»»
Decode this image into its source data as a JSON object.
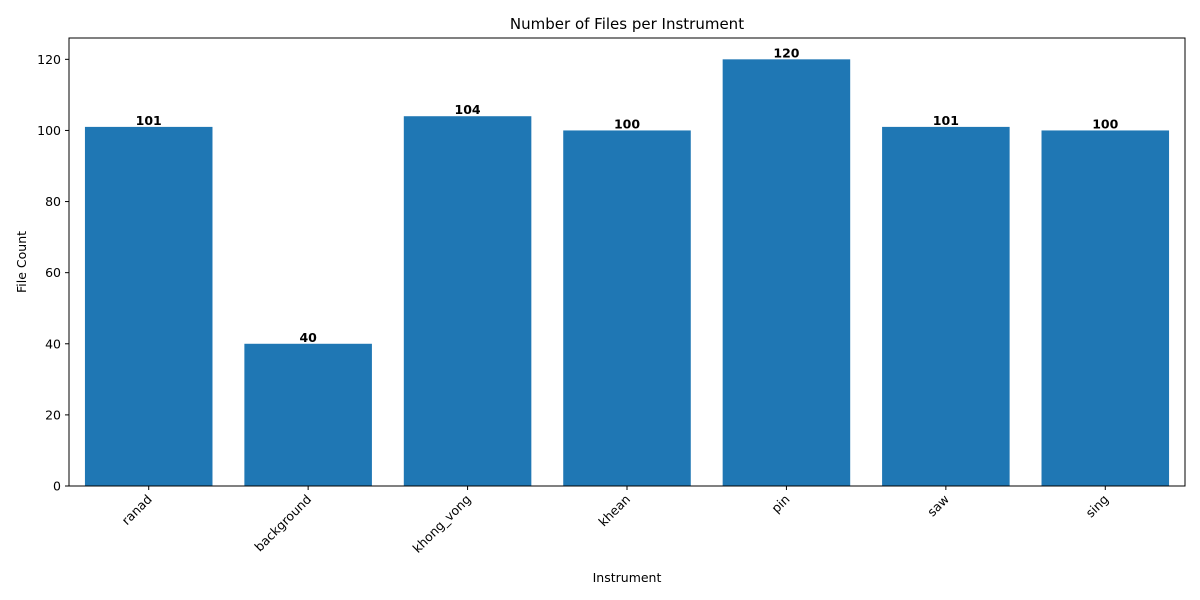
{
  "chart_data": {
    "type": "bar",
    "title": "Number of Files per Instrument",
    "xlabel": "Instrument",
    "ylabel": "File Count",
    "categories": [
      "ranad",
      "background",
      "khong_vong",
      "khean",
      "pin",
      "saw",
      "sing"
    ],
    "values": [
      101,
      40,
      104,
      100,
      120,
      101,
      100
    ],
    "ylim": [
      0,
      126
    ],
    "yticks": [
      0,
      20,
      40,
      60,
      80,
      100,
      120
    ],
    "bar_color": "#1f77b4",
    "grid": false,
    "legend": "none",
    "data_labels": true
  }
}
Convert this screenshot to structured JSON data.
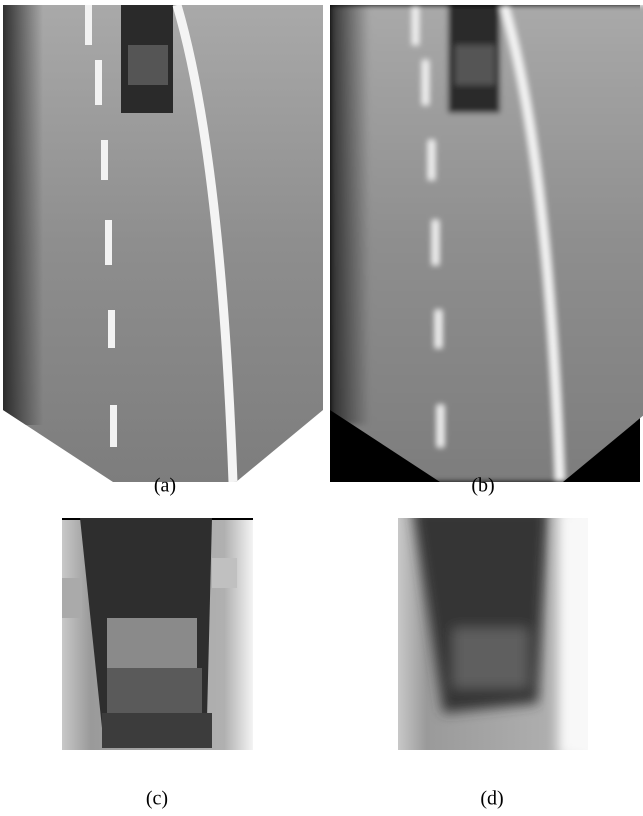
{
  "panels": [
    {
      "label": "(a)"
    },
    {
      "label": "(b)"
    },
    {
      "label": "(c)"
    },
    {
      "label": "(d)"
    }
  ]
}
««
PROMPT = Restate the data above word for word. Do not include the images.

RESULT OF THIS TASK =
Decode this image into its source data as a JSON object.
{
  "chart_data": {
    "type": "bar",
    "title": "Number of Files per Instrument",
    "xlabel": "Instrument",
    "ylabel": "File Count",
    "categories": [
      "ranad",
      "background",
      "khong_vong",
      "khean",
      "pin",
      "saw",
      "sing"
    ],
    "values": [
      101,
      40,
      104,
      100,
      120,
      101,
      100
    ],
    "ylim": [
      0,
      126
    ],
    "yticks": [
      0,
      20,
      40,
      60,
      80,
      100,
      120
    ],
    "bar_color": "#1f77b4",
    "grid": false,
    "legend": "none",
    "data_labels": true
  }
}
Convert this screenshot to structured JSON data.
{
  "panels": [
    {
      "label": "(a)"
    },
    {
      "label": "(b)"
    },
    {
      "label": "(c)"
    },
    {
      "label": "(d)"
    }
  ]
}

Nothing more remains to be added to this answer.